Your objective: Your task is to reproduce the material exactly.

═══

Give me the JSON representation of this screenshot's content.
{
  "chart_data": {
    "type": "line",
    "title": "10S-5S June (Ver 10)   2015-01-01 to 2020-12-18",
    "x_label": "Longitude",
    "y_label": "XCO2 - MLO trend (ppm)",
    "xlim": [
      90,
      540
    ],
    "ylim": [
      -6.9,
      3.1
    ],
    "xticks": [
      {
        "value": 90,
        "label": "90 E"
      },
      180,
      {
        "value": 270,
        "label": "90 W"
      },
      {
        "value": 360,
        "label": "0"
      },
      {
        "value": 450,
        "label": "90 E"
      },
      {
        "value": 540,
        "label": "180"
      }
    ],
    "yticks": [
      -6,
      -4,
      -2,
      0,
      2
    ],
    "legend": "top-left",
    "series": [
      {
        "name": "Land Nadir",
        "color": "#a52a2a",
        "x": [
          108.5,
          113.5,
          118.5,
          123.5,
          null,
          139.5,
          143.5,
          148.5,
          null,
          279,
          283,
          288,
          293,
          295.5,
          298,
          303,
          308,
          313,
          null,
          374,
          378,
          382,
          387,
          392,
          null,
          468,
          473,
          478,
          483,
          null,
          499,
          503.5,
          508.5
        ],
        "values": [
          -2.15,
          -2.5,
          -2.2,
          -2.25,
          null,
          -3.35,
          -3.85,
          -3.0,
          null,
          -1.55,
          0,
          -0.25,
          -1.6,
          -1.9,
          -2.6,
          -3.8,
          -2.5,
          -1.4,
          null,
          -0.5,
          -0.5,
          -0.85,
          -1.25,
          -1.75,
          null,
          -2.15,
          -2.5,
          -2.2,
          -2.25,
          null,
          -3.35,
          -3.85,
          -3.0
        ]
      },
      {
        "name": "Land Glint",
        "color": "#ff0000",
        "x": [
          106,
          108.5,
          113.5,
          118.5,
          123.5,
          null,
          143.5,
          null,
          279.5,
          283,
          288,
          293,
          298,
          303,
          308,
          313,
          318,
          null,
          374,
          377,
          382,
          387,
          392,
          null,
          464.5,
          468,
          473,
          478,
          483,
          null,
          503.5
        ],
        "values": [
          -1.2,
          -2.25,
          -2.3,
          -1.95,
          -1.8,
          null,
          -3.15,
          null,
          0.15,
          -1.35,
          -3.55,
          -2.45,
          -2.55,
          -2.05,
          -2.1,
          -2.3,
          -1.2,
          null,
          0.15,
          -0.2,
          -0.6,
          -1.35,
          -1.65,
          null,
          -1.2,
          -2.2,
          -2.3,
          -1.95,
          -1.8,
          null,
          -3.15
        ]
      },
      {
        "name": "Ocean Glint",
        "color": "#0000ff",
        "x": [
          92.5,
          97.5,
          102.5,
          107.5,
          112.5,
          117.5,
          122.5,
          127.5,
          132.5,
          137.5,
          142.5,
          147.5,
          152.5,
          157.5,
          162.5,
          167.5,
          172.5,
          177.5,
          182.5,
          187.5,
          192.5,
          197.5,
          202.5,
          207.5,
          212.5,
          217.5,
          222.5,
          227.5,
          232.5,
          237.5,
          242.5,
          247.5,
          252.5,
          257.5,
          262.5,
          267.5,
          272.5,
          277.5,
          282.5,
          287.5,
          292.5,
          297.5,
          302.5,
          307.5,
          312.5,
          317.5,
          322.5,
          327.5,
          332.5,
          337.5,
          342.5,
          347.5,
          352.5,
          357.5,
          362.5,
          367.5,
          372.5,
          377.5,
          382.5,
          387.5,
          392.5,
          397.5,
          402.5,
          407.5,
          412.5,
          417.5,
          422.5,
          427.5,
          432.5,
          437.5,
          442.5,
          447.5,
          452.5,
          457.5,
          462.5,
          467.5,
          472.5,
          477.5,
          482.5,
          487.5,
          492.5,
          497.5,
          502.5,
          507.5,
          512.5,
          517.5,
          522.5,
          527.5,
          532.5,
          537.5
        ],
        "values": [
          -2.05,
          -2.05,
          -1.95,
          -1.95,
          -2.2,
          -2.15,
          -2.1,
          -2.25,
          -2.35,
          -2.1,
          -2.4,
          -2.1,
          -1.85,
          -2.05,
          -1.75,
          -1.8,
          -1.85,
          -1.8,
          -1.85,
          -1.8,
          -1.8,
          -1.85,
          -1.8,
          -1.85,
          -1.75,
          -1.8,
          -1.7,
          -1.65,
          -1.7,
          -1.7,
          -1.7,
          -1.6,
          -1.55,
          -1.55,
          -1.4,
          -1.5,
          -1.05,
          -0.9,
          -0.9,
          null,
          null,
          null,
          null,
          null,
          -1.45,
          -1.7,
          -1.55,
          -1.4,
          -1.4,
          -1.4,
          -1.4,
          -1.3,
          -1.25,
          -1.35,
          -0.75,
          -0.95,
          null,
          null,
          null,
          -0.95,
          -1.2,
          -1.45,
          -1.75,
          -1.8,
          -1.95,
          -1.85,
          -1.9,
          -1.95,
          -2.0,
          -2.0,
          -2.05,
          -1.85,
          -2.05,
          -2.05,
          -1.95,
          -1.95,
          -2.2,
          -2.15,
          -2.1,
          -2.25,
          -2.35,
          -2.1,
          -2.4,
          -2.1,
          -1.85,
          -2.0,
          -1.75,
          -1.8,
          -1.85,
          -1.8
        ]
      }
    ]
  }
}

═══

Exercise response:
Give me the JSON representation of this screenshot's content.
{
  "chart_data": {
    "type": "line",
    "title": "10S-5S June (Ver 10)   2015-01-01 to 2020-12-18",
    "x_label": "Longitude",
    "y_label": "XCO2 - MLO trend (ppm)",
    "xlim": [
      90,
      540
    ],
    "ylim": [
      -6.9,
      3.1
    ],
    "xticks": [
      {
        "value": 90,
        "label": "90 E"
      },
      180,
      {
        "value": 270,
        "label": "90 W"
      },
      {
        "value": 360,
        "label": "0"
      },
      {
        "value": 450,
        "label": "90 E"
      },
      {
        "value": 540,
        "label": "180"
      }
    ],
    "yticks": [
      -6,
      -4,
      -2,
      0,
      2
    ],
    "legend": "top-left",
    "series": [
      {
        "name": "Land Nadir",
        "color": "#a52a2a",
        "x": [
          108.5,
          113.5,
          118.5,
          123.5,
          null,
          139.5,
          143.5,
          148.5,
          null,
          279,
          283,
          288,
          293,
          295.5,
          298,
          303,
          308,
          313,
          null,
          374,
          378,
          382,
          387,
          392,
          null,
          468,
          473,
          478,
          483,
          null,
          499,
          503.5,
          508.5
        ],
        "values": [
          -2.15,
          -2.5,
          -2.2,
          -2.25,
          null,
          -3.35,
          -3.85,
          -3.0,
          null,
          -1.55,
          0,
          -0.25,
          -1.6,
          -1.9,
          -2.6,
          -3.8,
          -2.5,
          -1.4,
          null,
          -0.5,
          -0.5,
          -0.85,
          -1.25,
          -1.75,
          null,
          -2.15,
          -2.5,
          -2.2,
          -2.25,
          null,
          -3.35,
          -3.85,
          -3.0
        ]
      },
      {
        "name": "Land Glint",
        "color": "#ff0000",
        "x": [
          106,
          108.5,
          113.5,
          118.5,
          123.5,
          null,
          143.5,
          null,
          279.5,
          283,
          288,
          293,
          298,
          303,
          308,
          313,
          318,
          null,
          374,
          377,
          382,
          387,
          392,
          null,
          464.5,
          468,
          473,
          478,
          483,
          null,
          503.5
        ],
        "values": [
          -1.2,
          -2.25,
          -2.3,
          -1.95,
          -1.8,
          null,
          -3.15,
          null,
          0.15,
          -1.35,
          -3.55,
          -2.45,
          -2.55,
          -2.05,
          -2.1,
          -2.3,
          -1.2,
          null,
          0.15,
          -0.2,
          -0.6,
          -1.35,
          -1.65,
          null,
          -1.2,
          -2.2,
          -2.3,
          -1.95,
          -1.8,
          null,
          -3.15
        ]
      },
      {
        "name": "Ocean Glint",
        "color": "#0000ff",
        "x": [
          92.5,
          97.5,
          102.5,
          107.5,
          112.5,
          117.5,
          122.5,
          127.5,
          132.5,
          137.5,
          142.5,
          147.5,
          152.5,
          157.5,
          162.5,
          167.5,
          172.5,
          177.5,
          182.5,
          187.5,
          192.5,
          197.5,
          202.5,
          207.5,
          212.5,
          217.5,
          222.5,
          227.5,
          232.5,
          237.5,
          242.5,
          247.5,
          252.5,
          257.5,
          262.5,
          267.5,
          272.5,
          277.5,
          282.5,
          287.5,
          292.5,
          297.5,
          302.5,
          307.5,
          312.5,
          317.5,
          322.5,
          327.5,
          332.5,
          337.5,
          342.5,
          347.5,
          352.5,
          357.5,
          362.5,
          367.5,
          372.5,
          377.5,
          382.5,
          387.5,
          392.5,
          397.5,
          402.5,
          407.5,
          412.5,
          417.5,
          422.5,
          427.5,
          432.5,
          437.5,
          442.5,
          447.5,
          452.5,
          457.5,
          462.5,
          467.5,
          472.5,
          477.5,
          482.5,
          487.5,
          492.5,
          497.5,
          502.5,
          507.5,
          512.5,
          517.5,
          522.5,
          527.5,
          532.5,
          537.5
        ],
        "values": [
          -2.05,
          -2.05,
          -1.95,
          -1.95,
          -2.2,
          -2.15,
          -2.1,
          -2.25,
          -2.35,
          -2.1,
          -2.4,
          -2.1,
          -1.85,
          -2.05,
          -1.75,
          -1.8,
          -1.85,
          -1.8,
          -1.85,
          -1.8,
          -1.8,
          -1.85,
          -1.8,
          -1.85,
          -1.75,
          -1.8,
          -1.7,
          -1.65,
          -1.7,
          -1.7,
          -1.7,
          -1.6,
          -1.55,
          -1.55,
          -1.4,
          -1.5,
          -1.05,
          -0.9,
          -0.9,
          null,
          null,
          null,
          null,
          null,
          -1.45,
          -1.7,
          -1.55,
          -1.4,
          -1.4,
          -1.4,
          -1.4,
          -1.3,
          -1.25,
          -1.35,
          -0.75,
          -0.95,
          null,
          null,
          null,
          -0.95,
          -1.2,
          -1.45,
          -1.75,
          -1.8,
          -1.95,
          -1.85,
          -1.9,
          -1.95,
          -2.0,
          -2.0,
          -2.05,
          -1.85,
          -2.05,
          -2.05,
          -1.95,
          -1.95,
          -2.2,
          -2.15,
          -2.1,
          -2.25,
          -2.35,
          -2.1,
          -2.4,
          -2.1,
          -1.85,
          -2.0,
          -1.75,
          -1.8,
          -1.85,
          -1.8
        ]
      }
    ]
  }
}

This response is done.